Provided passage ::
# Emersed HC not doing too well.



## jkh13 (9 Nov 2014)

I started to grow some Hemianthus callitrichoides emersed in my tank a couple of weeks ago and noticed that the HC I planted back then is starting to brown quite a bit. I planted another batch about 4 days ago, here is a picture showing the difference between one of the cuttings I planted 2 weeks ago compared to one I planted 4 days ago.




 

The batch in the bottom right corner is the old HC.

The conditions:
Tank size: 36 Litres (ADA 45P)
Plants: Hemianthus callitrichoides (Tropica 1-2-grow)
Soil: ADA amazonia aqua soil
Lights: 2 x 9 Watt Cree LEDs (the same as these: http://shrimpscape.com.au/viewtopic.php?f=32&t=1697)
11 hours a day.
Water level is up to just beneath the substrate.

Misting once a day, top covered with clingfilm with a small airhole. 

Yesterday I removed one of the lights leaving just a single 9watt LED as I suspected that it was too bright and was burning some of the plants over time. Am I correct in this assumption? What can I do to improve the situation?


----------



## Andy Thurston (9 Nov 2014)

Yet another emersed hc setup with amazonia and problems.
This is only a theory but its possible that nutrients from the substrate are burning your plants. Try flooding the tank and draining it to remove excess nutrients
Light shouldn't be a problem because plants have access to unlimited co2 from the atmosphere 
Hth


----------

Data shown ::
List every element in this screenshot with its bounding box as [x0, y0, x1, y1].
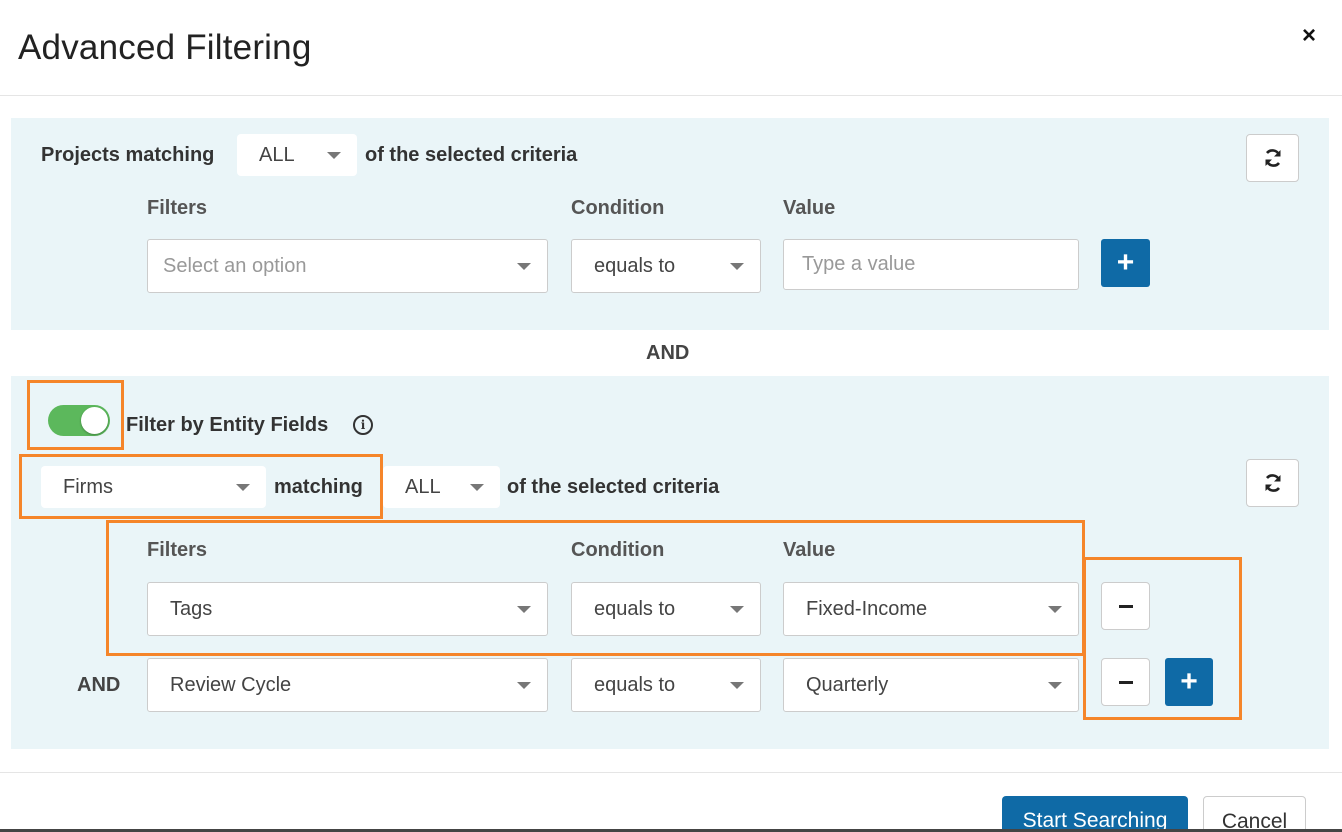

Aim of the task ::
Translate this sentence from the forum thread on emersed HC into French: "The batch in the bottom right corner is the old HC."

Answer to this exercise ::
Le lot dans le coin inférieur droit est l'ancien HC.